### EXCERPT PROVIDED
- - - - -
When your car is operating, the fire and gasoline are coming together and exploding inside the engine, albeit in properly restrained amounts and methods.

Let either of them get out of control–the fire or the gasoline–and you have a major problem.

The human contains explosive elements, too, which must be tightly controlled to protect against disaster.

At the very core of every person on the planet–within his heart, mind, soul–reside powerful forces with great potential for good or ill: temper, anger, love, hate, passion, emotion, conviction, possessiveness, compassion, a sense of justice, the need for wrongs to be righted. He has the power of speech, a physical strength with which to fight, and other gifts bestowed by the Almighty.

These must be tightly controlled.

At the appropriate time and in the right situation, these powers may be unleashed in the right amounts to be helpful and effective.

God’s Law was given to control these forces.

Man needs controls to be built into his system. Without strong controls, he may become “uncontrolled” and a threat to everyone around him.

Those who take God seriously are given commandments which forbid murder, adultery, stealing, lying, and coveting. God’s commands are given to restrict these powerful forces within His people.

Murder results when anger and temper and passion are unleashed and intermingle. Without proper controls, an explosion occurs.

You do not want to be anywhere near when it happens.

Adultery occurs when passion and hunger, love and impatience, all arrive at the same time, flooding the human system in bucketsful. We will control our lusts or tragedy will occur.

Each human is capable of the worst of things. We are flawed beings in a fallen world.

God’s Law is a gift of His grace.
- - - - -
### GIVEN ENTRIES
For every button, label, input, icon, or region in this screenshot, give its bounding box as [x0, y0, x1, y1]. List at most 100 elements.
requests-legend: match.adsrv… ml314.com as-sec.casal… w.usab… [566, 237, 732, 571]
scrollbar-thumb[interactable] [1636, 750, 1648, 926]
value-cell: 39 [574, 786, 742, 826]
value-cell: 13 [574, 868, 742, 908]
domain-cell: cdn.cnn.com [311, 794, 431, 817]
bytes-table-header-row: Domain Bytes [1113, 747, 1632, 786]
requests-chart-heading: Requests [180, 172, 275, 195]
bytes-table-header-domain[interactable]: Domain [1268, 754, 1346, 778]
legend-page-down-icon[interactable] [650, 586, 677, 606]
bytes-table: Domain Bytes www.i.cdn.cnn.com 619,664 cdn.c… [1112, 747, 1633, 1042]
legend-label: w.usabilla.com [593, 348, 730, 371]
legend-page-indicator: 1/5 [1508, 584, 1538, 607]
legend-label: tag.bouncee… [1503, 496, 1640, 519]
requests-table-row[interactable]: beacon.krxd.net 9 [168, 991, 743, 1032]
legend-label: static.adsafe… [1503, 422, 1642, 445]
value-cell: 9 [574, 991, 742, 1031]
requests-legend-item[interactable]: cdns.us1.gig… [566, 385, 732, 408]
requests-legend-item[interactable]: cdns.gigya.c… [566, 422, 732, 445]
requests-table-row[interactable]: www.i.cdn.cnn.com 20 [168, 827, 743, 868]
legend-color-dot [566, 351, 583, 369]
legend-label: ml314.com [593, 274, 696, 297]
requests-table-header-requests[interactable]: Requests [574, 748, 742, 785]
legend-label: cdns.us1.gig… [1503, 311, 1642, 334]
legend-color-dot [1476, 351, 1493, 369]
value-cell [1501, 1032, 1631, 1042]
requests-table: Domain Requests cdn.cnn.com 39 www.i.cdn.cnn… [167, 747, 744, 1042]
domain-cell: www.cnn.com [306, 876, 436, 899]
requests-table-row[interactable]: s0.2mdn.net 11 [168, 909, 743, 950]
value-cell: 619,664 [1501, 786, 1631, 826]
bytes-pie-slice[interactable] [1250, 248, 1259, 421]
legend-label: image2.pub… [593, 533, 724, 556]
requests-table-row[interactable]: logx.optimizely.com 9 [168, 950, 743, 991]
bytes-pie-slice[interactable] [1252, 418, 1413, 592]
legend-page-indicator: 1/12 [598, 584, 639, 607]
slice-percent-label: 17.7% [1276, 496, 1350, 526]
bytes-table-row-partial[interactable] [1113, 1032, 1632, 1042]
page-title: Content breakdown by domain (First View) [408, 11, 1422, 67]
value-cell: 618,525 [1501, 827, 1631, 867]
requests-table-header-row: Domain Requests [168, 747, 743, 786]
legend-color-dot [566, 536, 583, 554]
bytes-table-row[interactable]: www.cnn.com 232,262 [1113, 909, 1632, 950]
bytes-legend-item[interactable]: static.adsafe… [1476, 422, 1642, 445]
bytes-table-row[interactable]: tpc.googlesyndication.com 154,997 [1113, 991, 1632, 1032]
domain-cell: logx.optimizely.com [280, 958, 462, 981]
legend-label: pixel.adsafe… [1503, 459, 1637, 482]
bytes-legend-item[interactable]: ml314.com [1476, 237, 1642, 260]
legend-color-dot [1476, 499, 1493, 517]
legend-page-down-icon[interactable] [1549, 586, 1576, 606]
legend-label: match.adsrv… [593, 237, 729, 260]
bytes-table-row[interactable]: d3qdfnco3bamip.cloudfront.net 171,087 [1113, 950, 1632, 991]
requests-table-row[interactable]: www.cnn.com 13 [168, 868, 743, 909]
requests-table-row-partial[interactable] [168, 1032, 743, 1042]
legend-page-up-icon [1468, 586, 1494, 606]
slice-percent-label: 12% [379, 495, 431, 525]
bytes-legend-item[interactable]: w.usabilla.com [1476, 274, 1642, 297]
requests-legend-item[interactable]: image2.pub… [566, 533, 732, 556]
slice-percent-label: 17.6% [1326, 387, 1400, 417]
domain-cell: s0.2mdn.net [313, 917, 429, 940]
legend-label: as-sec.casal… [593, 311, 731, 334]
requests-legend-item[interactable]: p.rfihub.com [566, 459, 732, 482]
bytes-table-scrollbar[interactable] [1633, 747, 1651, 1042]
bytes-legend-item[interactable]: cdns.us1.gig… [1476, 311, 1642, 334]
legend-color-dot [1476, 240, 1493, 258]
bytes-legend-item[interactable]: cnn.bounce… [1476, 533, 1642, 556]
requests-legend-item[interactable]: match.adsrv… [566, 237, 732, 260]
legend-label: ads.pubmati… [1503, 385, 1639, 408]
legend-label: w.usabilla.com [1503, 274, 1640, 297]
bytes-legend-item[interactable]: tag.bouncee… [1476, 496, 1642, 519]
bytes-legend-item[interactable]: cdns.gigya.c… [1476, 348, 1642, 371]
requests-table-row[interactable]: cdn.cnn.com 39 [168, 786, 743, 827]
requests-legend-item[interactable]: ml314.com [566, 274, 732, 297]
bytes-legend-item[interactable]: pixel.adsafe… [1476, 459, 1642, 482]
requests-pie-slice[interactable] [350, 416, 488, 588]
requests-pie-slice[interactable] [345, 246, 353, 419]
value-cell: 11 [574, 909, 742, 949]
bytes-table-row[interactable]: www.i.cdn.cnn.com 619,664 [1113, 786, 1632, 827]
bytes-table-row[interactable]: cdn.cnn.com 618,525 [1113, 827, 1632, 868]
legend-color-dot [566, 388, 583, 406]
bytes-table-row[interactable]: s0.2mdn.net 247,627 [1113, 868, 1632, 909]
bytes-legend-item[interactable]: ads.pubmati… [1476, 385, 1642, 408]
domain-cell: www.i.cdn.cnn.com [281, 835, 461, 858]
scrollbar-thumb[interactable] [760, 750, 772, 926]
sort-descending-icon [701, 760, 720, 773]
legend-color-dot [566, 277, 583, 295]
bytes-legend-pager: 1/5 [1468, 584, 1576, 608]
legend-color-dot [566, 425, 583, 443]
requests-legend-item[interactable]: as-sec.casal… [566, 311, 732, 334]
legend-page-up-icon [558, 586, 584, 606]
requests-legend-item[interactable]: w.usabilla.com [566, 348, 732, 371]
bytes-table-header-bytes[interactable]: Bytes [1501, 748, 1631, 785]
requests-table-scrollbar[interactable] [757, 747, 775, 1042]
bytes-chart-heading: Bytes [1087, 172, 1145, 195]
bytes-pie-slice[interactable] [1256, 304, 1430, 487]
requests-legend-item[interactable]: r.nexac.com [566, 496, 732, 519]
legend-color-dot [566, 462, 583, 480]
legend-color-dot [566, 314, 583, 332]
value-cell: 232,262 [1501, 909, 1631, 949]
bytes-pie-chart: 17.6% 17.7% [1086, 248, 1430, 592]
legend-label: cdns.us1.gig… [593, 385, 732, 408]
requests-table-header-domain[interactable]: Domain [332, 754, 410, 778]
- - - - -
### WHAT IS REQUIRED
Transcribe word for word the section of the excerpt on God's Law and human passions that begins with "Let either of" and ends with "by the Almighty.".

### EXERCISE ANSWER
Let either of them get out of control–the fire or the gasoline–and you have a major problem.

The human contains explosive elements, too, which must be tightly controlled to protect against disaster.

At the very core of every person on the planet–within his heart, mind, soul–reside powerful forces with great potential for good or ill: temper, anger, love, hate, passion, emotion, conviction, possessiveness, compassion, a sense of justice, the need for wrongs to be righted. He has the power of speech, a physical strength with which to fight, and other gifts bestowed by the Almighty.